--- start of INFORMATION GIVEN ---

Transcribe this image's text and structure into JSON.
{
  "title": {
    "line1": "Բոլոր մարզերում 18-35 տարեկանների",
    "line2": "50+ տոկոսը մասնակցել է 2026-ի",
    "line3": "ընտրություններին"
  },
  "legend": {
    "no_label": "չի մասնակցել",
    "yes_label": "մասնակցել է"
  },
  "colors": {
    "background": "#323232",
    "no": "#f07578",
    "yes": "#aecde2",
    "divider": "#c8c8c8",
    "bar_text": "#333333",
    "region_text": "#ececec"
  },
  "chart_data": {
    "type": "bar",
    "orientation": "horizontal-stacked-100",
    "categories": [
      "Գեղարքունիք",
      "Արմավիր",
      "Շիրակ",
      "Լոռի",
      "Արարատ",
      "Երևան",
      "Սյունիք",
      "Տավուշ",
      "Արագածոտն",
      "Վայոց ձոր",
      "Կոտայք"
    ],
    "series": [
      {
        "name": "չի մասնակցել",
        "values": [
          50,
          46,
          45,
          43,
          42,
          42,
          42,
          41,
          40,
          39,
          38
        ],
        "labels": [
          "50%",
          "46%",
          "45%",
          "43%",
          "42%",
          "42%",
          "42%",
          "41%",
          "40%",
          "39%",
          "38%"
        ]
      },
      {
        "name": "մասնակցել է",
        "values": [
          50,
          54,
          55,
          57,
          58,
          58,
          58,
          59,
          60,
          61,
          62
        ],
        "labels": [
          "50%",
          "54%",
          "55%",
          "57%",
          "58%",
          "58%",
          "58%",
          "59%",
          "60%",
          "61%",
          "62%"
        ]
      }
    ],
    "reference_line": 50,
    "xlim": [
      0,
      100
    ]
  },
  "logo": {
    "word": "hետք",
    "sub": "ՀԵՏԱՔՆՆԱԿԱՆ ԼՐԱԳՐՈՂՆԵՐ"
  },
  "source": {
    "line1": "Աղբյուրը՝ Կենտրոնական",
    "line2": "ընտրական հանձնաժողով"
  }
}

--- end of INFORMATION GIVEN ---

• [PROBLEM]:
Every line above should be printed again exactly as it stands.

• [TASK ANSWER]:
Transcribe this image's text and structure into JSON.
{
  "title": {
    "line1": "Բոլոր մարզերում 18-35 տարեկանների",
    "line2": "50+ տոկոսը մասնակցել է 2026-ի",
    "line3": "ընտրություններին"
  },
  "legend": {
    "no_label": "չի մասնակցել",
    "yes_label": "մասնակցել է"
  },
  "colors": {
    "background": "#323232",
    "no": "#f07578",
    "yes": "#aecde2",
    "divider": "#c8c8c8",
    "bar_text": "#333333",
    "region_text": "#ececec"
  },
  "chart_data": {
    "type": "bar",
    "orientation": "horizontal-stacked-100",
    "categories": [
      "Գեղարքունիք",
      "Արմավիր",
      "Շիրակ",
      "Լոռի",
      "Արարատ",
      "Երևան",
      "Սյունիք",
      "Տավուշ",
      "Արագածոտն",
      "Վայոց ձոր",
      "Կոտայք"
    ],
    "series": [
      {
        "name": "չի մասնակցել",
        "values": [
          50,
          46,
          45,
          43,
          42,
          42,
          42,
          41,
          40,
          39,
          38
        ],
        "labels": [
          "50%",
          "46%",
          "45%",
          "43%",
          "42%",
          "42%",
          "42%",
          "41%",
          "40%",
          "39%",
          "38%"
        ]
      },
      {
        "name": "մասնակցել է",
        "values": [
          50,
          54,
          55,
          57,
          58,
          58,
          58,
          59,
          60,
          61,
          62
        ],
        "labels": [
          "50%",
          "54%",
          "55%",
          "57%",
          "58%",
          "58%",
          "58%",
          "59%",
          "60%",
          "61%",
          "62%"
        ]
      }
    ],
    "reference_line": 50,
    "xlim": [
      0,
      100
    ]
  },
  "logo": {
    "word": "hետք",
    "sub": "ՀԵՏԱՔՆՆԱԿԱՆ ԼՐԱԳՐՈՂՆԵՐ"
  },
  "source": {
    "line1": "Աղբյուրը՝ Կենտրոնական",
    "line2": "ընտրական հանձնաժողով"
  }
}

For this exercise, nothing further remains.